* [Given information]
+ + + +
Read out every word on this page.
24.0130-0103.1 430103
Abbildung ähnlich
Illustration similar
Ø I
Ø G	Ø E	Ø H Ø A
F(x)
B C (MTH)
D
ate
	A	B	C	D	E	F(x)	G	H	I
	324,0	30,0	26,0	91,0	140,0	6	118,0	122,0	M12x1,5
+ + + +
* [Work to complete] Return all of the above records exactly, leaving no line out.

* [The result]
Read out every word on this page.
24.0130-0103.1 430103
Abbildung ähnlich
Illustration similar
Ø I
Ø G	Ø E	Ø H Ø A
F(x)
B C (MTH)
D
ate
	A	B	C	D	E	F(x)	G	H	I
	324,0	30,0	26,0	91,0	140,0	6	118,0	122,0	M12x1,5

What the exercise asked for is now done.